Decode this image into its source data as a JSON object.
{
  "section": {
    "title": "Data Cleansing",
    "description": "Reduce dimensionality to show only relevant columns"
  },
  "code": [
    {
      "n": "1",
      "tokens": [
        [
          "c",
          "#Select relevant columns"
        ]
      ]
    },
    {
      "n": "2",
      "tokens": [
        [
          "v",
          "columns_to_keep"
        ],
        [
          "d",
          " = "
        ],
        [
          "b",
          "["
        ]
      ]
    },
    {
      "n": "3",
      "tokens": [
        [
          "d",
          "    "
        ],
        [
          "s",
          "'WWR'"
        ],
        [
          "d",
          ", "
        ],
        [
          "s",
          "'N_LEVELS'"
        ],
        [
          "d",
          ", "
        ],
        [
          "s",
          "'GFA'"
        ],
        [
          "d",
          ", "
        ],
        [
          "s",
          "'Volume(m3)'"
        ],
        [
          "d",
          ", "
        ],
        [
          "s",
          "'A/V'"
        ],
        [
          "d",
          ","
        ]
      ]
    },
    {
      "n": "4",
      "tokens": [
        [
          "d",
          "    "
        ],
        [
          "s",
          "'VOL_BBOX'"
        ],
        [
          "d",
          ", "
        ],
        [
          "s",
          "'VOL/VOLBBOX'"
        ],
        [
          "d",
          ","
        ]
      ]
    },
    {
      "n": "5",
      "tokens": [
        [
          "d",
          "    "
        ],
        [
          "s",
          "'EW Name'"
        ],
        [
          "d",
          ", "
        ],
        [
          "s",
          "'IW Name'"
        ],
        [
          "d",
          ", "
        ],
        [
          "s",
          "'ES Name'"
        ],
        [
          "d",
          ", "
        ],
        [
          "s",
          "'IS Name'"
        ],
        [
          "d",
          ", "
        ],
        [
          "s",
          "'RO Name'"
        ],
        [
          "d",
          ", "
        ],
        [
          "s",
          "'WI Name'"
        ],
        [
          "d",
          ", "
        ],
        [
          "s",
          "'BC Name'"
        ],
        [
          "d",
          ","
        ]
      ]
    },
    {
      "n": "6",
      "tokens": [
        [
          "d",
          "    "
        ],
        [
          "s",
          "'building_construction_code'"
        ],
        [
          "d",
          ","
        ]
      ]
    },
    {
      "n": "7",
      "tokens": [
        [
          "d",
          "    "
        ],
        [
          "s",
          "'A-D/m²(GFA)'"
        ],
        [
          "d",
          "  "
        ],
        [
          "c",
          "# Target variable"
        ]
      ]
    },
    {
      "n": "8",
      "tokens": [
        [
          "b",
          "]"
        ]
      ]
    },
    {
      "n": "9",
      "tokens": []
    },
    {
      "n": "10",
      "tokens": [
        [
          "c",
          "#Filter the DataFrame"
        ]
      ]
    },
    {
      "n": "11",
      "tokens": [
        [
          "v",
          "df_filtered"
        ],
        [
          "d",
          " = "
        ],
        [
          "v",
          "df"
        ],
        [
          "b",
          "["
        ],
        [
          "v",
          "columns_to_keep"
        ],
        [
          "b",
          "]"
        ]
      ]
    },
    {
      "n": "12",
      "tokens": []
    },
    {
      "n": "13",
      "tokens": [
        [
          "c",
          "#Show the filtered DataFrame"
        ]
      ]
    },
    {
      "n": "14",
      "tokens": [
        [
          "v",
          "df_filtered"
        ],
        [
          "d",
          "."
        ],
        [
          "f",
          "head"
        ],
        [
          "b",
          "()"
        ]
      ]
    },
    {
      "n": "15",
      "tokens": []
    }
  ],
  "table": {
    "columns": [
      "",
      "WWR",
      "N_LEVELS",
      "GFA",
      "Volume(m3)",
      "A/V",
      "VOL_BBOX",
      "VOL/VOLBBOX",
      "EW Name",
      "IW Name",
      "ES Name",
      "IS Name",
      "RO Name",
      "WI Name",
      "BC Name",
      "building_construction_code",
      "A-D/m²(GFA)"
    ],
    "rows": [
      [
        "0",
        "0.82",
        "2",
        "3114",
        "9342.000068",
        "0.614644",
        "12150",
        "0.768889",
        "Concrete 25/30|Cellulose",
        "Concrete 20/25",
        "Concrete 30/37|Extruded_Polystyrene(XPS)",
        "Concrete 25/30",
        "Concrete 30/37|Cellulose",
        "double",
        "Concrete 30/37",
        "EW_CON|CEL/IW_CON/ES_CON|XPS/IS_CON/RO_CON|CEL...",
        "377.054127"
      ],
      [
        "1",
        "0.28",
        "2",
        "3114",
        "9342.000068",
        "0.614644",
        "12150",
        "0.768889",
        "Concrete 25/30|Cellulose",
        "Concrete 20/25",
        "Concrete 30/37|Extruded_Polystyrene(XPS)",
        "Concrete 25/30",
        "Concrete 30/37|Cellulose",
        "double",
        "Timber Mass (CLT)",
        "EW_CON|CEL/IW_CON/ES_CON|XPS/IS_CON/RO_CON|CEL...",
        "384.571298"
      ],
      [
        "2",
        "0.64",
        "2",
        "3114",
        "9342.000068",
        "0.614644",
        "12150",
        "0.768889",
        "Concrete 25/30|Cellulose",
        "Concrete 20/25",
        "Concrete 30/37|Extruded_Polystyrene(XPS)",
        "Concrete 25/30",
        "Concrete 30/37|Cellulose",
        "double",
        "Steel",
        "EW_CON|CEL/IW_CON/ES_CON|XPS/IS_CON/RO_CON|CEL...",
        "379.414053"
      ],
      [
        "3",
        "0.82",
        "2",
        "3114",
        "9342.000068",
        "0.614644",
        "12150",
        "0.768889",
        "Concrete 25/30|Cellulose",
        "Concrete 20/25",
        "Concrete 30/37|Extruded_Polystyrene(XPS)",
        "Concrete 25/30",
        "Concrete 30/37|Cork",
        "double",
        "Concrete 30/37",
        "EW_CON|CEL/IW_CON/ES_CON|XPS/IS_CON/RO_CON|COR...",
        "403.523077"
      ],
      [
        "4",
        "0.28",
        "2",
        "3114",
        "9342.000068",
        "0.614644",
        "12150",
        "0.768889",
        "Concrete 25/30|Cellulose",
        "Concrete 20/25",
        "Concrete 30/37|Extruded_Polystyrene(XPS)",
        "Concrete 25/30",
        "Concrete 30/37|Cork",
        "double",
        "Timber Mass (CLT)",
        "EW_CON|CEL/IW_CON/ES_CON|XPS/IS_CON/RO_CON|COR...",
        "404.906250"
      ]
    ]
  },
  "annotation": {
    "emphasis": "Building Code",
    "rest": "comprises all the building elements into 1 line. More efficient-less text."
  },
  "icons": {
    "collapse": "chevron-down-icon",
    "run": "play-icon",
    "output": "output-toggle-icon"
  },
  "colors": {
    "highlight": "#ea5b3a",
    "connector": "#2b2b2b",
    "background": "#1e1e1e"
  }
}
-*-*-
Copy each record from above exactly, and include every line.

Decode this image into its source data as a JSON object.
{
  "section": {
    "title": "Data Cleansing",
    "description": "Reduce dimensionality to show only relevant columns"
  },
  "code": [
    {
      "n": "1",
      "tokens": [
        [
          "c",
          "#Select relevant columns"
        ]
      ]
    },
    {
      "n": "2",
      "tokens": [
        [
          "v",
          "columns_to_keep"
        ],
        [
          "d",
          " = "
        ],
        [
          "b",
          "["
        ]
      ]
    },
    {
      "n": "3",
      "tokens": [
        [
          "d",
          "    "
        ],
        [
          "s",
          "'WWR'"
        ],
        [
          "d",
          ", "
        ],
        [
          "s",
          "'N_LEVELS'"
        ],
        [
          "d",
          ", "
        ],
        [
          "s",
          "'GFA'"
        ],
        [
          "d",
          ", "
        ],
        [
          "s",
          "'Volume(m3)'"
        ],
        [
          "d",
          ", "
        ],
        [
          "s",
          "'A/V'"
        ],
        [
          "d",
          ","
        ]
      ]
    },
    {
      "n": "4",
      "tokens": [
        [
          "d",
          "    "
        ],
        [
          "s",
          "'VOL_BBOX'"
        ],
        [
          "d",
          ", "
        ],
        [
          "s",
          "'VOL/VOLBBOX'"
        ],
        [
          "d",
          ","
        ]
      ]
    },
    {
      "n": "5",
      "tokens": [
        [
          "d",
          "    "
        ],
        [
          "s",
          "'EW Name'"
        ],
        [
          "d",
          ", "
        ],
        [
          "s",
          "'IW Name'"
        ],
        [
          "d",
          ", "
        ],
        [
          "s",
          "'ES Name'"
        ],
        [
          "d",
          ", "
        ],
        [
          "s",
          "'IS Name'"
        ],
        [
          "d",
          ", "
        ],
        [
          "s",
          "'RO Name'"
        ],
        [
          "d",
          ", "
        ],
        [
          "s",
          "'WI Name'"
        ],
        [
          "d",
          ", "
        ],
        [
          "s",
          "'BC Name'"
        ],
        [
          "d",
          ","
        ]
      ]
    },
    {
      "n": "6",
      "tokens": [
        [
          "d",
          "    "
        ],
        [
          "s",
          "'building_construction_code'"
        ],
        [
          "d",
          ","
        ]
      ]
    },
    {
      "n": "7",
      "tokens": [
        [
          "d",
          "    "
        ],
        [
          "s",
          "'A-D/m²(GFA)'"
        ],
        [
          "d",
          "  "
        ],
        [
          "c",
          "# Target variable"
        ]
      ]
    },
    {
      "n": "8",
      "tokens": [
        [
          "b",
          "]"
        ]
      ]
    },
    {
      "n": "9",
      "tokens": []
    },
    {
      "n": "10",
      "tokens": [
        [
          "c",
          "#Filter the DataFrame"
        ]
      ]
    },
    {
      "n": "11",
      "tokens": [
        [
          "v",
          "df_filtered"
        ],
        [
          "d",
          " = "
        ],
        [
          "v",
          "df"
        ],
        [
          "b",
          "["
        ],
        [
          "v",
          "columns_to_keep"
        ],
        [
          "b",
          "]"
        ]
      ]
    },
    {
      "n": "12",
      "tokens": []
    },
    {
      "n": "13",
      "tokens": [
        [
          "c",
          "#Show the filtered DataFrame"
        ]
      ]
    },
    {
      "n": "14",
      "tokens": [
        [
          "v",
          "df_filtered"
        ],
        [
          "d",
          "."
        ],
        [
          "f",
          "head"
        ],
        [
          "b",
          "()"
        ]
      ]
    },
    {
      "n": "15",
      "tokens": []
    }
  ],
  "table": {
    "columns": [
      "",
      "WWR",
      "N_LEVELS",
      "GFA",
      "Volume(m3)",
      "A/V",
      "VOL_BBOX",
      "VOL/VOLBBOX",
      "EW Name",
      "IW Name",
      "ES Name",
      "IS Name",
      "RO Name",
      "WI Name",
      "BC Name",
      "building_construction_code",
      "A-D/m²(GFA)"
    ],
    "rows": [
      [
        "0",
        "0.82",
        "2",
        "3114",
        "9342.000068",
        "0.614644",
        "12150",
        "0.768889",
        "Concrete 25/30|Cellulose",
        "Concrete 20/25",
        "Concrete 30/37|Extruded_Polystyrene(XPS)",
        "Concrete 25/30",
        "Concrete 30/37|Cellulose",
        "double",
        "Concrete 30/37",
        "EW_CON|CEL/IW_CON/ES_CON|XPS/IS_CON/RO_CON|CEL...",
        "377.054127"
      ],
      [
        "1",
        "0.28",
        "2",
        "3114",
        "9342.000068",
        "0.614644",
        "12150",
        "0.768889",
        "Concrete 25/30|Cellulose",
        "Concrete 20/25",
        "Concrete 30/37|Extruded_Polystyrene(XPS)",
        "Concrete 25/30",
        "Concrete 30/37|Cellulose",
        "double",
        "Timber Mass (CLT)",
        "EW_CON|CEL/IW_CON/ES_CON|XPS/IS_CON/RO_CON|CEL...",
        "384.571298"
      ],
      [
        "2",
        "0.64",
        "2",
        "3114",
        "9342.000068",
        "0.614644",
        "12150",
        "0.768889",
        "Concrete 25/30|Cellulose",
        "Concrete 20/25",
        "Concrete 30/37|Extruded_Polystyrene(XPS)",
        "Concrete 25/30",
        "Concrete 30/37|Cellulose",
        "double",
        "Steel",
        "EW_CON|CEL/IW_CON/ES_CON|XPS/IS_CON/RO_CON|CEL...",
        "379.414053"
      ],
      [
        "3",
        "0.82",
        "2",
        "3114",
        "9342.000068",
        "0.614644",
        "12150",
        "0.768889",
        "Concrete 25/30|Cellulose",
        "Concrete 20/25",
        "Concrete 30/37|Extruded_Polystyrene(XPS)",
        "Concrete 25/30",
        "Concrete 30/37|Cork",
        "double",
        "Concrete 30/37",
        "EW_CON|CEL/IW_CON/ES_CON|XPS/IS_CON/RO_CON|COR...",
        "403.523077"
      ],
      [
        "4",
        "0.28",
        "2",
        "3114",
        "9342.000068",
        "0.614644",
        "12150",
        "0.768889",
        "Concrete 25/30|Cellulose",
        "Concrete 20/25",
        "Concrete 30/37|Extruded_Polystyrene(XPS)",
        "Concrete 25/30",
        "Concrete 30/37|Cork",
        "double",
        "Timber Mass (CLT)",
        "EW_CON|CEL/IW_CON/ES_CON|XPS/IS_CON/RO_CON|COR...",
        "404.906250"
      ]
    ]
  },
  "annotation": {
    "emphasis": "Building Code",
    "rest": "comprises all the building elements into 1 line. More efficient-less text."
  },
  "icons": {
    "collapse": "chevron-down-icon",
    "run": "play-icon",
    "output": "output-toggle-icon"
  },
  "colors": {
    "highlight": "#ea5b3a",
    "connector": "#2b2b2b",
    "background": "#1e1e1e"
  }
}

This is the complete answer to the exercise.